▸ **Stated goal**:
Identify all lines below that hold "Download" and collect them.

┄┄┄┄┄┄

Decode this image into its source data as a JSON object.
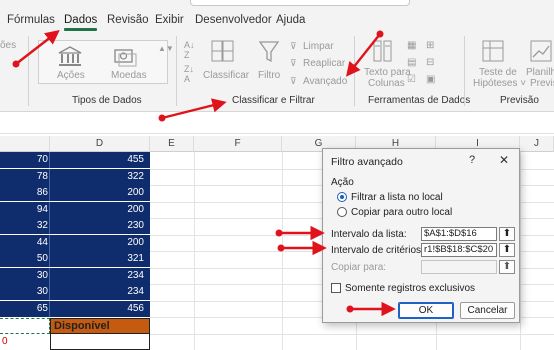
{
  "menu": {
    "tabs": [
      "Fórmulas",
      "Dados",
      "Revisão",
      "Exibir",
      "Desenvolvedor",
      "Ajuda"
    ],
    "active": "Dados"
  },
  "ribbon": {
    "partial_left_label": "ões",
    "tipos_de_dados": {
      "acoes": "Ações",
      "moedas": "Moedas",
      "group_name": "Tipos de Dados"
    },
    "classificar_filtrar": {
      "classificar": "Classificar",
      "filtro": "Filtro",
      "limpar": "Limpar",
      "reaplicar": "Reaplicar",
      "avancado": "Avançado",
      "group_name": "Classificar e Filtrar"
    },
    "ferramentas": {
      "texto_para": "Texto para",
      "colunas": "Colunas",
      "group_name": "Ferramentas de Dados"
    },
    "previsao": {
      "teste_de": "Teste de",
      "hipoteses": "Hipóteses ˅",
      "planilha": "Planilha",
      "previsao_short": "Previs",
      "group_name": "Previsão"
    }
  },
  "grid": {
    "columns": [
      "D",
      "E",
      "F",
      "G",
      "H",
      "I",
      "J"
    ],
    "rows": [
      {
        "c": "70",
        "d": "455"
      },
      {
        "c": "78",
        "d": "322"
      },
      {
        "c": "86",
        "d": "200"
      },
      {
        "c": "94",
        "d": "200"
      },
      {
        "c": "32",
        "d": "230"
      },
      {
        "c": "44",
        "d": "200"
      },
      {
        "c": "50",
        "d": "321"
      },
      {
        "c": "30",
        "d": "234"
      },
      {
        "c": "30",
        "d": "234"
      },
      {
        "c": "65",
        "d": "456"
      }
    ],
    "disponivel": "Disponível",
    "bottom_left_value": "0"
  },
  "dialog": {
    "title": "Filtro avançado",
    "help": "?",
    "close": "✕",
    "acao_label": "Ação",
    "option_in_place": "Filtrar a lista no local",
    "option_copy": "Copiar para outro local",
    "interval_list_label": "Intervalo da lista:",
    "interval_list_value": "$A$1:$D$16",
    "criteria_label": "Intervalo de critérios:",
    "criteria_value": "r1!$B$18:$C$20",
    "copy_to_label": "Copiar para:",
    "copy_to_value": "",
    "unique_label": "Somente registros exclusivos",
    "ok": "OK",
    "cancel": "Cancelar",
    "collapse_glyph": "⬆"
  },
  "colors": {
    "navy": "#0f2c6c",
    "disponivel_bg": "#c55a11",
    "excel_green": "#217346",
    "arrow_red": "#e0131c",
    "primary_border": "#1f62c4"
  }
}
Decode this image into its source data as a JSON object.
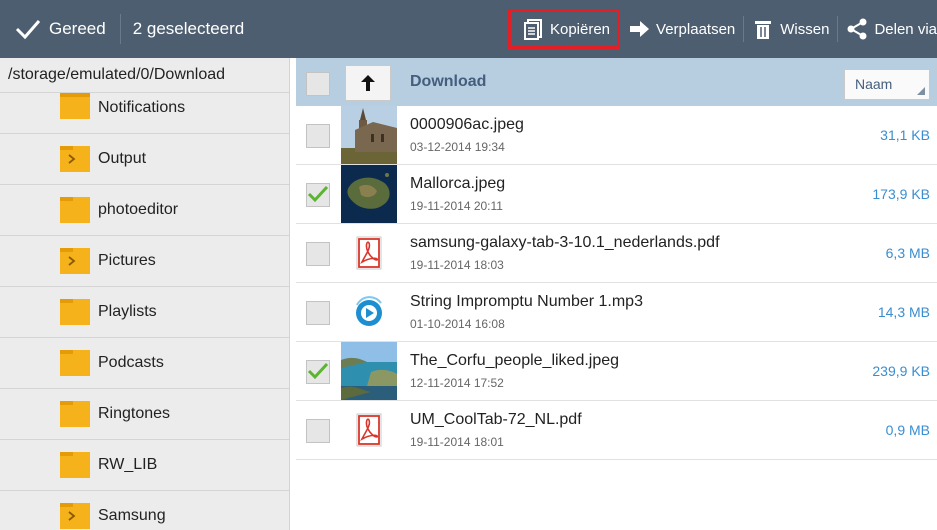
{
  "actionbar": {
    "done_label": "Gereed",
    "selected_label": "2 geselecteerd",
    "copy_label": "Kopiëren",
    "move_label": "Verplaatsen",
    "delete_label": "Wissen",
    "share_label": "Delen via",
    "accent_color": "#e21f26"
  },
  "sidebar": {
    "path": "/storage/emulated/0/Download",
    "folders": [
      {
        "name": "Notifications",
        "icon": "folder-icon"
      },
      {
        "name": "Output",
        "icon": "folder-arrow-icon"
      },
      {
        "name": "photoeditor",
        "icon": "folder-icon"
      },
      {
        "name": "Pictures",
        "icon": "folder-arrow-icon"
      },
      {
        "name": "Playlists",
        "icon": "folder-icon"
      },
      {
        "name": "Podcasts",
        "icon": "folder-icon"
      },
      {
        "name": "Ringtones",
        "icon": "folder-icon"
      },
      {
        "name": "RW_LIB",
        "icon": "folder-icon"
      },
      {
        "name": "Samsung",
        "icon": "folder-arrow-icon"
      }
    ]
  },
  "filelist": {
    "title": "Download",
    "sort_label": "Naam",
    "files": [
      {
        "name": "0000906ac.jpeg",
        "date": "03-12-2014 19:34",
        "size": "31,1 KB",
        "checked": false,
        "thumb": "church-photo"
      },
      {
        "name": "Mallorca.jpeg",
        "date": "19-11-2014 20:11",
        "size": "173,9 KB",
        "checked": true,
        "thumb": "satellite-photo"
      },
      {
        "name": "samsung-galaxy-tab-3-10.1_nederlands.pdf",
        "date": "19-11-2014 18:03",
        "size": "6,3 MB",
        "checked": false,
        "thumb": "pdf-icon"
      },
      {
        "name": "String Impromptu Number 1.mp3",
        "date": "01-10-2014 16:08",
        "size": "14,3 MB",
        "checked": false,
        "thumb": "music-icon"
      },
      {
        "name": "The_Corfu_people_liked.jpeg",
        "date": "12-11-2014 17:52",
        "size": "239,9 KB",
        "checked": true,
        "thumb": "coast-photo"
      },
      {
        "name": "UM_CoolTab-72_NL.pdf",
        "date": "19-11-2014 18:01",
        "size": "0,9 MB",
        "checked": false,
        "thumb": "pdf-icon"
      }
    ]
  }
}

┄┄┄┄┄┄

▸ **Result of this task**:
    "path": "/storage/emulated/0/Download",
    "title": "Download",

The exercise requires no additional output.